> **REQUIRED WORK**: Each record is to be printed again precisely as it reads.

[BEGIN DATA SUPPLIED]

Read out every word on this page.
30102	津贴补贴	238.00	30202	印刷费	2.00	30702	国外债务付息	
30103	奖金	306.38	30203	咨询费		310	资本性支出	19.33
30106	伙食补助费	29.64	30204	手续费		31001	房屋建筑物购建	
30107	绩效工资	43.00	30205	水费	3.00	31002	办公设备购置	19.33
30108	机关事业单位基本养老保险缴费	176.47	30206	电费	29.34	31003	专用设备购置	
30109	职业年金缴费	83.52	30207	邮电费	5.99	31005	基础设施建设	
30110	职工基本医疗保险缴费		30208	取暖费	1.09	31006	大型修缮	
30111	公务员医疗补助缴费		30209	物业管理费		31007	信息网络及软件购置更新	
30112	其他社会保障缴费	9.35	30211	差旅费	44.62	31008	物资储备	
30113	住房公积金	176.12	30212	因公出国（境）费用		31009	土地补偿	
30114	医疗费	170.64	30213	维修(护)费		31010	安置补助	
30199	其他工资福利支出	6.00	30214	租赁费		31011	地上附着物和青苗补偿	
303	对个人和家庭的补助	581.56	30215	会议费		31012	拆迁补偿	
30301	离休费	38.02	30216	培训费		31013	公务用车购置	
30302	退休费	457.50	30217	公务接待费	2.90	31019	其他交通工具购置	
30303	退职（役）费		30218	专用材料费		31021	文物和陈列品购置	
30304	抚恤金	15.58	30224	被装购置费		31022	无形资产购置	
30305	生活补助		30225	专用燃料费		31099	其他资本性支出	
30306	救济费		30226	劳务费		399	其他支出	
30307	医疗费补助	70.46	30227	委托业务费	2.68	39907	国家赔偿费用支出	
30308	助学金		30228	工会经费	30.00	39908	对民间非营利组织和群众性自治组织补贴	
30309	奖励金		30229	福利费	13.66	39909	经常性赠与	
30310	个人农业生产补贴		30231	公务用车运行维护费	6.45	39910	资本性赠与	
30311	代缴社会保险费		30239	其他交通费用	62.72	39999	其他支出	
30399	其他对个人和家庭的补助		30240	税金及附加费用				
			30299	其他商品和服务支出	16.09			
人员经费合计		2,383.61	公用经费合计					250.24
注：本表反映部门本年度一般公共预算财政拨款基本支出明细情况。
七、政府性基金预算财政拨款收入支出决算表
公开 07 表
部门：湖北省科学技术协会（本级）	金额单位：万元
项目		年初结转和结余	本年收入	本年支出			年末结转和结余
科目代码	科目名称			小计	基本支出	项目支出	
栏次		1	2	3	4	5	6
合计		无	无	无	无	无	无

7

[END DATA SUPPLIED]

> **TASK OUTPUT**:
Read out every word on this page.
30102	津贴补贴	238.00	30202	印刷费	2.00	30702	国外债务付息	
30103	奖金	306.38	30203	咨询费		310	资本性支出	19.33
30106	伙食补助费	29.64	30204	手续费		31001	房屋建筑物购建	
30107	绩效工资	43.00	30205	水费	3.00	31002	办公设备购置	19.33
30108	机关事业单位基本养老保险缴费	176.47	30206	电费	29.34	31003	专用设备购置	
30109	职业年金缴费	83.52	30207	邮电费	5.99	31005	基础设施建设	
30110	职工基本医疗保险缴费		30208	取暖费	1.09	31006	大型修缮	
30111	公务员医疗补助缴费		30209	物业管理费		31007	信息网络及软件购置更新	
30112	其他社会保障缴费	9.35	30211	差旅费	44.62	31008	物资储备	
30113	住房公积金	176.12	30212	因公出国（境）费用		31009	土地补偿	
30114	医疗费	170.64	30213	维修(护)费		31010	安置补助	
30199	其他工资福利支出	6.00	30214	租赁费		31011	地上附着物和青苗补偿	
303	对个人和家庭的补助	581.56	30215	会议费		31012	拆迁补偿	
30301	离休费	38.02	30216	培训费		31013	公务用车购置	
30302	退休费	457.50	30217	公务接待费	2.90	31019	其他交通工具购置	
30303	退职（役）费		30218	专用材料费		31021	文物和陈列品购置	
30304	抚恤金	15.58	30224	被装购置费		31022	无形资产购置	
30305	生活补助		30225	专用燃料费		31099	其他资本性支出	
30306	救济费		30226	劳务费		399	其他支出	
30307	医疗费补助	70.46	30227	委托业务费	2.68	39907	国家赔偿费用支出	
30308	助学金		30228	工会经费	30.00	39908	对民间非营利组织和群众性自治组织补贴	
30309	奖励金		30229	福利费	13.66	39909	经常性赠与	
30310	个人农业生产补贴		30231	公务用车运行维护费	6.45	39910	资本性赠与	
30311	代缴社会保险费		30239	其他交通费用	62.72	39999	其他支出	
30399	其他对个人和家庭的补助		30240	税金及附加费用				
			30299	其他商品和服务支出	16.09			
人员经费合计		2,383.61	公用经费合计					250.24
注：本表反映部门本年度一般公共预算财政拨款基本支出明细情况。
七、政府性基金预算财政拨款收入支出决算表
公开 07 表
部门：湖北省科学技术协会（本级）	金额单位：万元
项目		年初结转和结余	本年收入	本年支出			年末结转和结余
科目代码	科目名称			小计	基本支出	项目支出	
栏次		1	2	3	4	5	6
合计		无	无	无	无	无	无

7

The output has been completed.